# Notebook for data merging


<div class="alert alert-info">
    <h5>This notebook only serves as a testimony to our data merging procedure. It doesn't have to be run or consulted. One may refer to it out of curiosity or if she/he wishes to add an attribute. Please note that the names of the columns in the final data set have been altered (shortened) so keep that in mind if you want to redo the merge and run the codes. </h5>
</div>

In [1]:
import pandas as pd #pandas for merging the different dataframes

In [23]:
alcohol = pd.read_csv('./data/raw_data/alcohol_consumption_1960_2018.csv') #data about alcohol consumption
health = pd.read_csv('./data/raw_data/health_data.csv') # mental disorder data 
whr = pd.read_csv('./data/raw_data/whr_data.csv', sep = ';') # World happiness report data
rate = pd.read_csv('./data/raw_data/new-share-deaths-suicide.csv', sep = ';') #suicide rate data
hdi = pd.read_csv('./data/raw_data/hdi_human_development_index.csv') # Human development index data
income = pd.read_csv('./data/raw_data/income.csv') # data about the adjusted income
data = pd.read_csv('./data/raw_data/wdi_worldbank.csv') #World development indicators data
df = pd.read_csv('./data/raw_data/comm_indv_social_data.csv') #The final two frames include miscellaneous attributes
lfe = pd.read_csv('./data/raw_data/life_expectancy_years.csv') #Data about the healthy life expectancy

In [24]:
health.rename(columns = {'Entity':'Country'}, inplace = True) # Renaming for merging later

In [25]:
health.drop(columns = 'Unnamed: 0', inplace = True) # Dropping index duplicate

In [26]:
# Melting the data frame for convenient format
alcohol = alcohol.melt(id_vars=["Country"], 
        var_name="Year", 
        value_name="Consumption of Alcohol")

In [46]:
alcohol["Year"] = pd.to_numeric(alcohol["Year"]) # From string to numeric

In [27]:
# Dropping irrelevant columns from WHR 19 
columns = ['Healthy life expectancy at birth','Generosity', 'Democratic Quality', 'Delivery Quality',
           'Standard deviation of ladder by country-year', 'Standard deviation/Mean of ladder by country-year',
           'GINI index (World Bank estimate)', 'GINI index (World Bank estimate), average 2000-16',
           'gini of household income reported in Gallup, by wp5-year', 'Most people can be trusted, WVS round 1981-1984', 
           'Most people can be trusted, WVS round 1989-1993', 'Most people can be trusted, WVS round 1994-1998',
           'Most people can be trusted, WVS round 1999-2004', 'Most people can be trusted, WVS round 2005-2009',
           'Most people can be trusted, WVS round 2010-2014']
whr.drop(columns = columns, inplace = True)

In [28]:
# Renaming columns for merging later
whr.rename(columns = {'Country name':'Country', 'Life Ladder':'Happiness Index'}, inplace = True)

In [29]:
# Renaming columns for merging later
df.rename(columns = {'country':'Country', 'year':'Year'}, inplace = True)

Data shown:
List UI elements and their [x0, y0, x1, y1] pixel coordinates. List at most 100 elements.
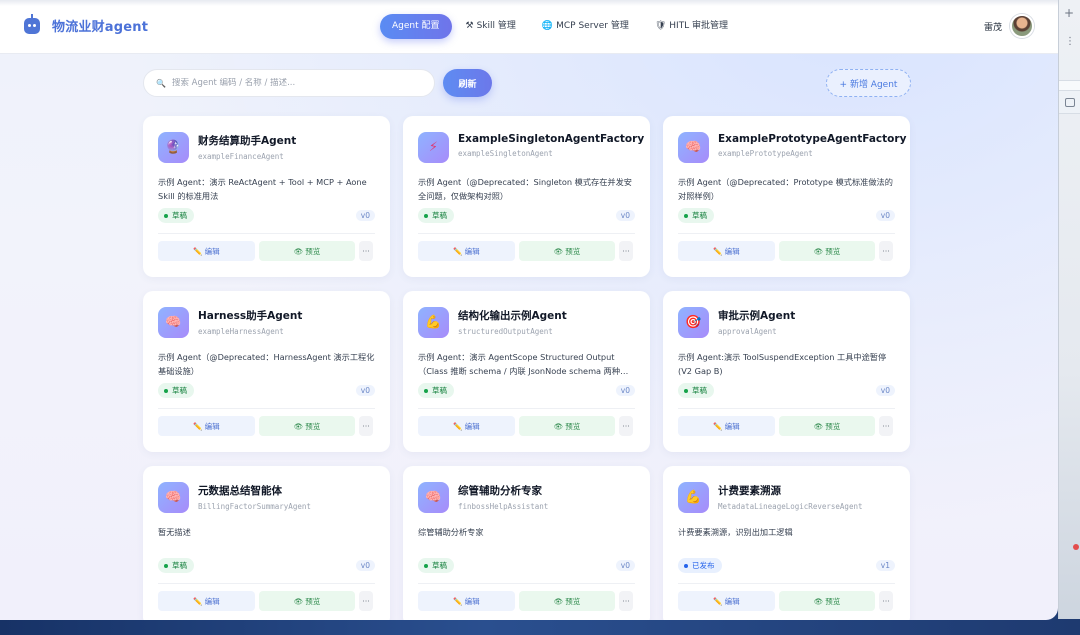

Your task:
Please mark each statement yes or no according to the data-merging notebook above, and quote the exact words of the notebook that settle it.
1. The notebook must be run before the final data set can be used.
2. The World happiness report data is read with a semicolon as the separator.
3. The health data keeps its column named 'Entity'.

Response to this exercise:
1. No: "It doesn't have to be run or consulted."
2. Yes: "whr = pd.read_csv('./data/raw_data/whr_data.csv', sep = ';')"
3. No: "health.rename(columns = {'Entity':'Country'}, inplace = True)"